### EXERCISE OBJECTIVE
Work out how many lines have "record" in them. Give only that number.

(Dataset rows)

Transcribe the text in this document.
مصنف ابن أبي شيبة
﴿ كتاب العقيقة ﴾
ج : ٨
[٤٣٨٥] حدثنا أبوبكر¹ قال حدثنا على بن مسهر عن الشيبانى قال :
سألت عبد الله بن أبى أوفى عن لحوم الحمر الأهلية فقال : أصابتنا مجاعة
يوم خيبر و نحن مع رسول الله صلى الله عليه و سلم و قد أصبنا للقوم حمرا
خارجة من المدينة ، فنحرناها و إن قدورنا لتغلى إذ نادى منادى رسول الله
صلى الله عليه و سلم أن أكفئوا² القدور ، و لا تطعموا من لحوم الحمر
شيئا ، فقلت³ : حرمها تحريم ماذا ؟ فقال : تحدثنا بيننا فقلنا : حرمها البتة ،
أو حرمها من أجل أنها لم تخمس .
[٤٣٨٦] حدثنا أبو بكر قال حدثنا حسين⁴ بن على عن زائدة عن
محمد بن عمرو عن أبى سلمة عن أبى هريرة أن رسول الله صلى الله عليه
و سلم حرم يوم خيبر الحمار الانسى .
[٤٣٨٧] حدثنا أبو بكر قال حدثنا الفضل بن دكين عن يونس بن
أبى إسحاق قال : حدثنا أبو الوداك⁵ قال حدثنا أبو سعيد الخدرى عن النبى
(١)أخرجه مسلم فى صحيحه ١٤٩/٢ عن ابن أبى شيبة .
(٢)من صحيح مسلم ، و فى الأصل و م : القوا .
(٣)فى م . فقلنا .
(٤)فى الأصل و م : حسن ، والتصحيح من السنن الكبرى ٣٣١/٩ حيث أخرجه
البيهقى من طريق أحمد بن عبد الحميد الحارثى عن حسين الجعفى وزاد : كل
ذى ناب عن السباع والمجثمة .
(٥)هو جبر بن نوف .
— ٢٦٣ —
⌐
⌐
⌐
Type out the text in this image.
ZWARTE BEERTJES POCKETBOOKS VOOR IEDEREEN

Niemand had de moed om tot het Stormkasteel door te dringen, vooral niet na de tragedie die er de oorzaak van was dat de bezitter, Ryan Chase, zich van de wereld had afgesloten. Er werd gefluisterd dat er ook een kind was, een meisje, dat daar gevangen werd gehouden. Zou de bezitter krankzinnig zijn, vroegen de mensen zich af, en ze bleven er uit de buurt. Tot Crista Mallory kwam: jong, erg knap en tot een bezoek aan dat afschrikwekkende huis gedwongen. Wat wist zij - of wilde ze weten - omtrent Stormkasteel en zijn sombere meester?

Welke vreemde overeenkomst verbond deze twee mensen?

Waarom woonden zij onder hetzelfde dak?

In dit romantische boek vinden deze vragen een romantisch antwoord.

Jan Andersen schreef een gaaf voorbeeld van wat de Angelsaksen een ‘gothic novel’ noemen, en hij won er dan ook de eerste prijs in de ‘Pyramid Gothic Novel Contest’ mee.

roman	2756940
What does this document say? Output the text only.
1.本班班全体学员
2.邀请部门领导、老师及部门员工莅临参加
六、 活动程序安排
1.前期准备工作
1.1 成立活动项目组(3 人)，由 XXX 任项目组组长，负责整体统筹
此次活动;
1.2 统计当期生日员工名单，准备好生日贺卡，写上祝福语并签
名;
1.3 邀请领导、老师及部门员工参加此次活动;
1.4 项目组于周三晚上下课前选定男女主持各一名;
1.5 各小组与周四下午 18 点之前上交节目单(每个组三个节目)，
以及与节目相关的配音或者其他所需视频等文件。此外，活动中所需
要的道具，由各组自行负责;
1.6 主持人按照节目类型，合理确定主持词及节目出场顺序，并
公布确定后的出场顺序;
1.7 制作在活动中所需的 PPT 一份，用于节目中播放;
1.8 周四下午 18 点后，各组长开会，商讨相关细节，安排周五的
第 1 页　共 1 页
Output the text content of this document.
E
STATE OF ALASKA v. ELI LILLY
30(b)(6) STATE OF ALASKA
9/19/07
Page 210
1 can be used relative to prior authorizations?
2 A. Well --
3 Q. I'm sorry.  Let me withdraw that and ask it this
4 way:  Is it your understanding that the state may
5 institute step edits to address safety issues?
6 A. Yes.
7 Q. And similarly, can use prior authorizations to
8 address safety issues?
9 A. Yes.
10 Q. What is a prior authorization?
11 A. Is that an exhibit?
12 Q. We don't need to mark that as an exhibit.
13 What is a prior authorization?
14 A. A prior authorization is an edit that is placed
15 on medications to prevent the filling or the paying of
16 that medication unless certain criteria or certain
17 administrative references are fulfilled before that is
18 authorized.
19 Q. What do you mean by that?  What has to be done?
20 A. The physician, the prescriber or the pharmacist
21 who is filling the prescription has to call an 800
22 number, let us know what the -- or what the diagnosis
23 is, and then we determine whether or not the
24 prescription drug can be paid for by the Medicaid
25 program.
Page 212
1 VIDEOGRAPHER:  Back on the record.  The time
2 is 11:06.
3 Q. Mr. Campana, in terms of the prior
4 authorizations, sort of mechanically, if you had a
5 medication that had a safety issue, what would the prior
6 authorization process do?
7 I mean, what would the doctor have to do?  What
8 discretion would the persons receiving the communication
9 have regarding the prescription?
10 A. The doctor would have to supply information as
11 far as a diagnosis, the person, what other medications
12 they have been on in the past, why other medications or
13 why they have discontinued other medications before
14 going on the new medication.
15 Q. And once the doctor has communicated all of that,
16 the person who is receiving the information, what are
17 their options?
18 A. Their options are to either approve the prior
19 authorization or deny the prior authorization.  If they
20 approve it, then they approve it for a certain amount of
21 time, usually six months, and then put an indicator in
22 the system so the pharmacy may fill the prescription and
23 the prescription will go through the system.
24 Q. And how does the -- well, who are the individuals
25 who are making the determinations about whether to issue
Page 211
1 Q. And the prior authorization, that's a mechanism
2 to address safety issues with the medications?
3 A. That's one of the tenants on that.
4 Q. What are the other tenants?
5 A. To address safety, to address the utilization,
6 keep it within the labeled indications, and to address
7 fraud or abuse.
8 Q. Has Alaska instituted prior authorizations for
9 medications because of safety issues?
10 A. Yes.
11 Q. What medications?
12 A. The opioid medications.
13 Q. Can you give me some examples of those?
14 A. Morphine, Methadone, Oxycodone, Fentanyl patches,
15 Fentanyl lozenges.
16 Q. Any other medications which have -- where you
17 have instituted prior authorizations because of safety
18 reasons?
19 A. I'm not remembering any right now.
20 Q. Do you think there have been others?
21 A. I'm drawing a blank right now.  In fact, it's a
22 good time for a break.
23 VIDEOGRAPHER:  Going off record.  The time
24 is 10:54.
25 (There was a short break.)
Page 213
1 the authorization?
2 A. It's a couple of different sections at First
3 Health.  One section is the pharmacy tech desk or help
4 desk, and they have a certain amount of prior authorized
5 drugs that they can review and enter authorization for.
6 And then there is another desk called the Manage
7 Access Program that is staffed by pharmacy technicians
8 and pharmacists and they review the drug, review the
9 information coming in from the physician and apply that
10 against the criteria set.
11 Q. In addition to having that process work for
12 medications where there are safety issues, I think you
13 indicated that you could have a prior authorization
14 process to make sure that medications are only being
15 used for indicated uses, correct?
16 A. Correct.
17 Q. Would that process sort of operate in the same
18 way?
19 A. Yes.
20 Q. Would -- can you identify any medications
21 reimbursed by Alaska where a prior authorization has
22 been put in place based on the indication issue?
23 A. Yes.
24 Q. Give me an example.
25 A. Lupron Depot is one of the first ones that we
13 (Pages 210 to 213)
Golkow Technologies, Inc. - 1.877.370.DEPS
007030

### TASK RESPONSE
2